* _What is expected_
Reproduce each of the following records line for line, with no changes.

* _Records for this task_
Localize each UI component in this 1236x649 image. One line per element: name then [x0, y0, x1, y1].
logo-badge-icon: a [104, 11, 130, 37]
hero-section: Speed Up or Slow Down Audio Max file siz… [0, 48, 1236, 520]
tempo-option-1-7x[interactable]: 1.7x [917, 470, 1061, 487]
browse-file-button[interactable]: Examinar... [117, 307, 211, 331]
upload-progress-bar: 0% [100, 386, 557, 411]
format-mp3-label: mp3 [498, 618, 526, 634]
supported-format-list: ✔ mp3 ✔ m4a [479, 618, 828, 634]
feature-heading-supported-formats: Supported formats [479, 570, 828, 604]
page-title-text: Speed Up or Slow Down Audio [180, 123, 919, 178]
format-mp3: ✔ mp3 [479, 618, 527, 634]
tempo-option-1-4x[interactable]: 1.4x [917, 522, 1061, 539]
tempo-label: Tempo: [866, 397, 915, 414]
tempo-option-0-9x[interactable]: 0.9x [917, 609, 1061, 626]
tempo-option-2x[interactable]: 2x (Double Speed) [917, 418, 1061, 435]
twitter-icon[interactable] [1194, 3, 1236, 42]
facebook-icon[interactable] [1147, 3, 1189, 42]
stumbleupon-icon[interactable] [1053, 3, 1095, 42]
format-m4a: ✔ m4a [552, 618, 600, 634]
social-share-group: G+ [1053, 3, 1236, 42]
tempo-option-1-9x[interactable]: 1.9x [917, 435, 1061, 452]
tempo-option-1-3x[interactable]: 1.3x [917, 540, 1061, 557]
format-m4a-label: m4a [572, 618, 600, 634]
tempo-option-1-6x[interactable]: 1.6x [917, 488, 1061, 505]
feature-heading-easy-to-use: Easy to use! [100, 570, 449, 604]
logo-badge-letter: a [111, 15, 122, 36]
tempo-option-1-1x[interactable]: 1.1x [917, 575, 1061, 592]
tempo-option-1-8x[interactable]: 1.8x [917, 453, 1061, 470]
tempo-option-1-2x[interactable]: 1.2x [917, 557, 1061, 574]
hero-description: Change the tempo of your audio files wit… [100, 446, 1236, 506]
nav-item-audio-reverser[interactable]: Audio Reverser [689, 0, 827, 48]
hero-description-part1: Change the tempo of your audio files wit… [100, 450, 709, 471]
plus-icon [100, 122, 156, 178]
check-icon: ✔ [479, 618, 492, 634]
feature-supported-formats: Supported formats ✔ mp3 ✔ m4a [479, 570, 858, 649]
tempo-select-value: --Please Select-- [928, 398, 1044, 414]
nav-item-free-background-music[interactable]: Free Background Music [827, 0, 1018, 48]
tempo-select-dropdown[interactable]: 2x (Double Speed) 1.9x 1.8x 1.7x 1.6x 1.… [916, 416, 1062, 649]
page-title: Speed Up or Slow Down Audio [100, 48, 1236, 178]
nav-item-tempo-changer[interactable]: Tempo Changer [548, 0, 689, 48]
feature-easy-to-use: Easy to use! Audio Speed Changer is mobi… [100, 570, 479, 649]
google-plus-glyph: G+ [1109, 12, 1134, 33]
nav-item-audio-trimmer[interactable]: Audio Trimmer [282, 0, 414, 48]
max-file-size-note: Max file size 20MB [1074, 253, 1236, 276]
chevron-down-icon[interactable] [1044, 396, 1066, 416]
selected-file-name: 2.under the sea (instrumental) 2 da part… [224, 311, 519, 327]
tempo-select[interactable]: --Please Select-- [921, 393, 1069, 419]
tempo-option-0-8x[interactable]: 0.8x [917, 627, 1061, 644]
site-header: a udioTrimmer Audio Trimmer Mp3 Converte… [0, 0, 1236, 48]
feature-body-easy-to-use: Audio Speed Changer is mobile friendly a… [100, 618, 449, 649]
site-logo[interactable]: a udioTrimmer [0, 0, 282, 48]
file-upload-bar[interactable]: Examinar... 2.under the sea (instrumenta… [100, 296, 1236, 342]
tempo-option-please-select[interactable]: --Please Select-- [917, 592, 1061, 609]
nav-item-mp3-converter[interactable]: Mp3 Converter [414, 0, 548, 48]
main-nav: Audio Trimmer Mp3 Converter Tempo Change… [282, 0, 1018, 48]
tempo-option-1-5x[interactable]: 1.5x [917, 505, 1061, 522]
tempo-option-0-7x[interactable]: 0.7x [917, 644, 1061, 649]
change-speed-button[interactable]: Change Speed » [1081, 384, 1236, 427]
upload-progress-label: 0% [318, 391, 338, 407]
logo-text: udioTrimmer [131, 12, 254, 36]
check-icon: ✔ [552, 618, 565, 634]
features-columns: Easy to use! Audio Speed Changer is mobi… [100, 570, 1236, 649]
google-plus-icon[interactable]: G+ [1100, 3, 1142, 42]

* _Response to the exercise_
Localize each UI component in this 1236x649 image. One line per element: name then [x0, y0, x1, y1].
logo-badge-icon: a [104, 11, 130, 37]
hero-section: Speed Up or Slow Down Audio Max file siz… [0, 48, 1236, 520]
tempo-option-1-7x[interactable]: 1.7x [917, 470, 1061, 487]
browse-file-button[interactable]: Examinar... [117, 307, 211, 331]
upload-progress-bar: 0% [100, 386, 557, 411]
format-mp3-label: mp3 [498, 618, 526, 634]
supported-format-list: ✔ mp3 ✔ m4a [479, 618, 828, 634]
feature-heading-supported-formats: Supported formats [479, 570, 828, 604]
page-title-text: Speed Up or Slow Down Audio [180, 123, 919, 178]
format-mp3: ✔ mp3 [479, 618, 527, 634]
tempo-option-1-4x[interactable]: 1.4x [917, 522, 1061, 539]
tempo-label: Tempo: [866, 397, 915, 414]
tempo-option-0-9x[interactable]: 0.9x [917, 609, 1061, 626]
tempo-option-2x[interactable]: 2x (Double Speed) [917, 418, 1061, 435]
twitter-icon[interactable] [1194, 3, 1236, 42]
facebook-icon[interactable] [1147, 3, 1189, 42]
stumbleupon-icon[interactable] [1053, 3, 1095, 42]
format-m4a: ✔ m4a [552, 618, 600, 634]
social-share-group: G+ [1053, 3, 1236, 42]
tempo-option-1-9x[interactable]: 1.9x [917, 435, 1061, 452]
tempo-option-1-3x[interactable]: 1.3x [917, 540, 1061, 557]
format-m4a-label: m4a [572, 618, 600, 634]
tempo-option-1-6x[interactable]: 1.6x [917, 488, 1061, 505]
feature-heading-easy-to-use: Easy to use! [100, 570, 449, 604]
logo-badge-letter: a [111, 15, 122, 36]
tempo-option-1-1x[interactable]: 1.1x [917, 575, 1061, 592]
tempo-option-1-8x[interactable]: 1.8x [917, 453, 1061, 470]
tempo-option-1-2x[interactable]: 1.2x [917, 557, 1061, 574]
hero-description: Change the tempo of your audio files wit… [100, 446, 1236, 506]
nav-item-audio-reverser[interactable]: Audio Reverser [689, 0, 827, 48]
hero-description-part1: Change the tempo of your audio files wit… [100, 450, 709, 471]
plus-icon [100, 122, 156, 178]
check-icon: ✔ [479, 618, 492, 634]
feature-supported-formats: Supported formats ✔ mp3 ✔ m4a [479, 570, 858, 649]
tempo-select-value: --Please Select-- [928, 398, 1044, 414]
nav-item-free-background-music[interactable]: Free Background Music [827, 0, 1018, 48]
tempo-select-dropdown[interactable]: 2x (Double Speed) 1.9x 1.8x 1.7x 1.6x 1.… [916, 416, 1062, 649]
page-title: Speed Up or Slow Down Audio [100, 48, 1236, 178]
nav-item-tempo-changer[interactable]: Tempo Changer [548, 0, 689, 48]
feature-easy-to-use: Easy to use! Audio Speed Changer is mobi… [100, 570, 479, 649]
google-plus-glyph: G+ [1109, 12, 1134, 33]
nav-item-audio-trimmer[interactable]: Audio Trimmer [282, 0, 414, 48]
max-file-size-note: Max file size 20MB [1074, 253, 1236, 276]
chevron-down-icon[interactable] [1044, 396, 1066, 416]
selected-file-name: 2.under the sea (instrumental) 2 da part… [224, 311, 519, 327]
tempo-select[interactable]: --Please Select-- [921, 393, 1069, 419]
tempo-option-0-8x[interactable]: 0.8x [917, 627, 1061, 644]
site-header: a udioTrimmer Audio Trimmer Mp3 Converte… [0, 0, 1236, 48]
feature-body-easy-to-use: Audio Speed Changer is mobile friendly a… [100, 618, 449, 649]
site-logo[interactable]: a udioTrimmer [0, 0, 282, 48]
file-upload-bar[interactable]: Examinar... 2.under the sea (instrumenta… [100, 296, 1236, 342]
tempo-option-please-select[interactable]: --Please Select-- [917, 592, 1061, 609]
nav-item-mp3-converter[interactable]: Mp3 Converter [414, 0, 548, 48]
main-nav: Audio Trimmer Mp3 Converter Tempo Change… [282, 0, 1018, 48]
tempo-option-1-5x[interactable]: 1.5x [917, 505, 1061, 522]
tempo-option-0-7x[interactable]: 0.7x [917, 644, 1061, 649]
change-speed-button[interactable]: Change Speed » [1081, 384, 1236, 427]
upload-progress-label: 0% [318, 391, 338, 407]
logo-text: udioTrimmer [131, 12, 254, 36]
check-icon: ✔ [552, 618, 565, 634]
features-columns: Easy to use! Audio Speed Changer is mobi… [100, 570, 1236, 649]
google-plus-icon[interactable]: G+ [1100, 3, 1142, 42]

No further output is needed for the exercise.